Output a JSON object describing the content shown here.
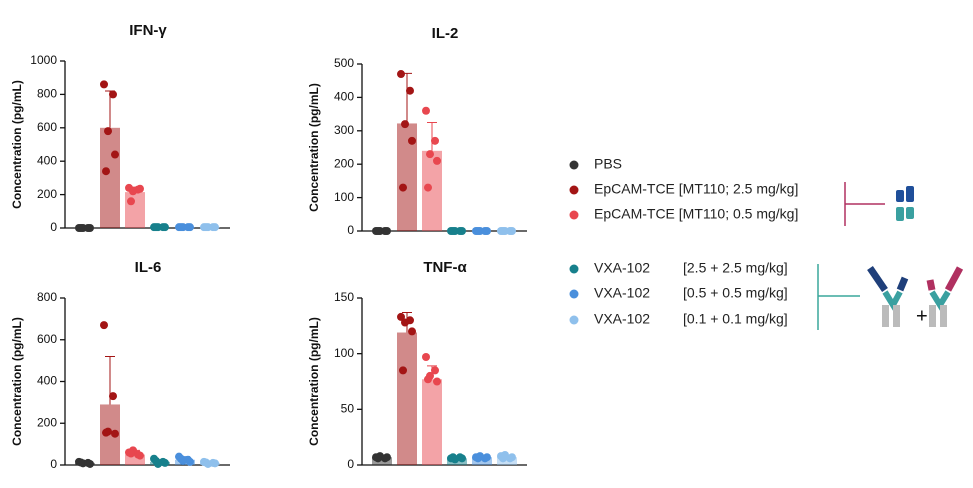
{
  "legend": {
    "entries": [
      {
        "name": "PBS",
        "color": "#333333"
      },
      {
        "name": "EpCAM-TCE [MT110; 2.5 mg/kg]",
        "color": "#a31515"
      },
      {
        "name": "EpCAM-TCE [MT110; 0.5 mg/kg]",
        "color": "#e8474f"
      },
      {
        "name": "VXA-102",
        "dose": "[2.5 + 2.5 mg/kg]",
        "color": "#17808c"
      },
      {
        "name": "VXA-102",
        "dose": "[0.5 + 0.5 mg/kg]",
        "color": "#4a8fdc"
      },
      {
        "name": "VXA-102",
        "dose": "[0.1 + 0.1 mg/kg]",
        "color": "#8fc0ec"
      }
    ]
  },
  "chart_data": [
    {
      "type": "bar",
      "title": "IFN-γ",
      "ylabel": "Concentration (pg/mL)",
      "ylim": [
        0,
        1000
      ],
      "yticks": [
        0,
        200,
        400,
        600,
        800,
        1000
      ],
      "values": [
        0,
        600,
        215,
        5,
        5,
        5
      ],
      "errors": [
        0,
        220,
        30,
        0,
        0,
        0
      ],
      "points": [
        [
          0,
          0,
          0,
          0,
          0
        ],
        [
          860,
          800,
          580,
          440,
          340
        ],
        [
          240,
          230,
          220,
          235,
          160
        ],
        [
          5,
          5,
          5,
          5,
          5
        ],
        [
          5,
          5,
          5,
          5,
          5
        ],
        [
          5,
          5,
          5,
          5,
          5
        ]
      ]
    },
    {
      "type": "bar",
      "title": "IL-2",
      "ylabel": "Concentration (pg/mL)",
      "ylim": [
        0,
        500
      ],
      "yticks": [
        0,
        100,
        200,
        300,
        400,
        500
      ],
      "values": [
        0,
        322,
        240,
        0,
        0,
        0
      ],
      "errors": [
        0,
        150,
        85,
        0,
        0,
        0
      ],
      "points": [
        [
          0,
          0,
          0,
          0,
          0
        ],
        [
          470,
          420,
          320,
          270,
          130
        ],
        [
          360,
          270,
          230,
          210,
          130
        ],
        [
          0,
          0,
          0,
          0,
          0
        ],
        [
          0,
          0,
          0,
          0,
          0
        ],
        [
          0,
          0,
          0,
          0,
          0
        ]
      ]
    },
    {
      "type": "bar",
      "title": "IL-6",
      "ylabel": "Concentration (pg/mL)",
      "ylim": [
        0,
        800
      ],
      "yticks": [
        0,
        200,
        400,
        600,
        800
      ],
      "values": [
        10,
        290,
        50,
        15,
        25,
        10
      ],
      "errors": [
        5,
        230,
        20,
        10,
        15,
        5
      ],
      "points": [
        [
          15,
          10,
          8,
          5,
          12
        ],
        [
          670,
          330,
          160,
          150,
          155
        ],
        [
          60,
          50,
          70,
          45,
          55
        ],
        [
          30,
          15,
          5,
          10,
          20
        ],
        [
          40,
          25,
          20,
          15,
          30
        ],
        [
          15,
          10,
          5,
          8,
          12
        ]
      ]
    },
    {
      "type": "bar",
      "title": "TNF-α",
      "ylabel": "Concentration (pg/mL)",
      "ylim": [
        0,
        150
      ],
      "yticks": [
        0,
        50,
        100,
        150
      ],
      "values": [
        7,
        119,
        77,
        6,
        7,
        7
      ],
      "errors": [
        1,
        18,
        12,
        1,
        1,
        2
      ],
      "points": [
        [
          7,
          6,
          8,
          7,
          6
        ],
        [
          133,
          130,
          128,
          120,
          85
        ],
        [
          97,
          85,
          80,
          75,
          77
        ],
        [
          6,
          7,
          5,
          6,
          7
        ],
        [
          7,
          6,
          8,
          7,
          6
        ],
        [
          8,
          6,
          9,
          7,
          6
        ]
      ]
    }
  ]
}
== == ==
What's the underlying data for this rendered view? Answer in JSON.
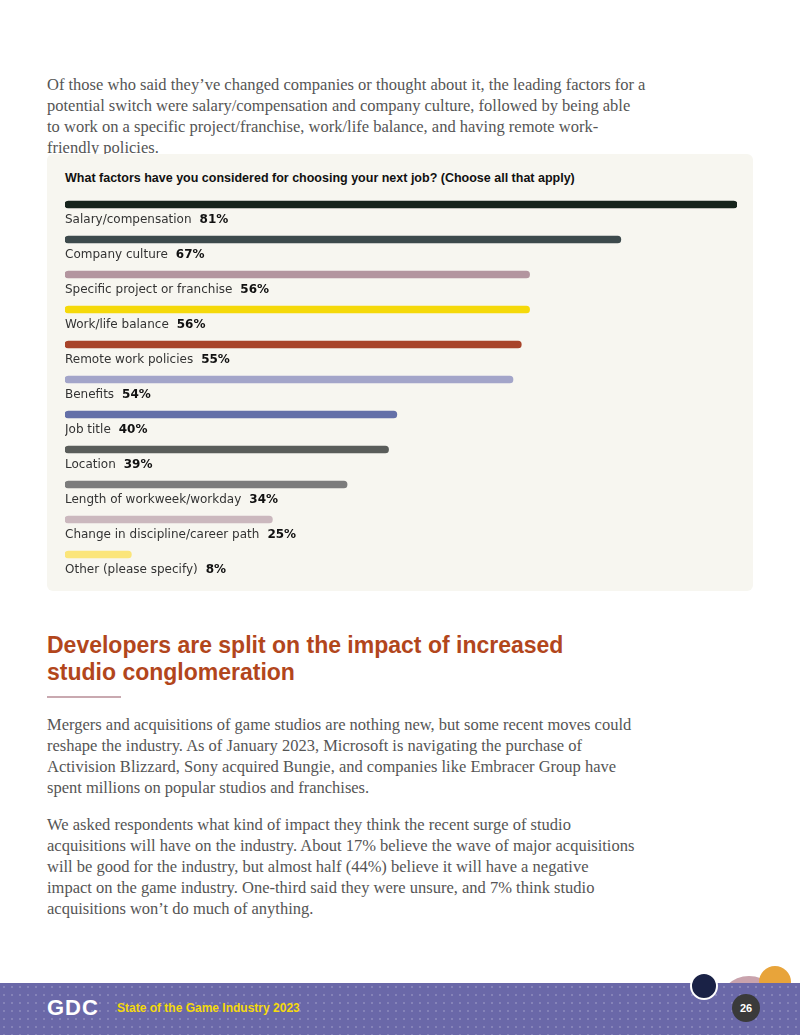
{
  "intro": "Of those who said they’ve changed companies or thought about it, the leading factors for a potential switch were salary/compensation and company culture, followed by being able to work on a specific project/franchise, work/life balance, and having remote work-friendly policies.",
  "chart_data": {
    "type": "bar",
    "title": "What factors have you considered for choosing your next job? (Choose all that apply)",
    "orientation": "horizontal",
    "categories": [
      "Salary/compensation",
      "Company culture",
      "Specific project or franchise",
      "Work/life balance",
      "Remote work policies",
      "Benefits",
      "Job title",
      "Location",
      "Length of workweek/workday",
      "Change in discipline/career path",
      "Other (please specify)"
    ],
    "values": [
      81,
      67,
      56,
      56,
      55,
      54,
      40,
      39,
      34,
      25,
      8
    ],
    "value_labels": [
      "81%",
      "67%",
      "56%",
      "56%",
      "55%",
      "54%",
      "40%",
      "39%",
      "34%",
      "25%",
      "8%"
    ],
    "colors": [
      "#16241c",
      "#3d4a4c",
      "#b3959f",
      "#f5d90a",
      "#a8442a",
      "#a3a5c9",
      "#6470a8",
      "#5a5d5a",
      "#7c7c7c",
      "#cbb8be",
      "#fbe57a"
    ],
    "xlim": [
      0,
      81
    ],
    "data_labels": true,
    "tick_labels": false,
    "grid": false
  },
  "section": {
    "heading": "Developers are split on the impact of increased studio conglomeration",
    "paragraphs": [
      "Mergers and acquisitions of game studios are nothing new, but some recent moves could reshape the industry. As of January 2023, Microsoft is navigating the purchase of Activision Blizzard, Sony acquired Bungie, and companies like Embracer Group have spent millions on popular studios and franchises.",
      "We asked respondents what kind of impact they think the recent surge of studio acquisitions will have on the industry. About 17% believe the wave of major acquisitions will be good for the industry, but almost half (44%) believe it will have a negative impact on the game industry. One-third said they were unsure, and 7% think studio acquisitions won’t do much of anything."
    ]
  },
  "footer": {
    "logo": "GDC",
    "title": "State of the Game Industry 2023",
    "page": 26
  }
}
== == ==
What you will do -
Copy out each line in the preceding records that contains "dose".

Solution to this exercise -
        "dose": "[2.5 + 2.5 mg/kg]",
        "dose": "[0.5 + 0.5 mg/kg]",
        "dose": "[0.1 + 0.1 mg/kg]",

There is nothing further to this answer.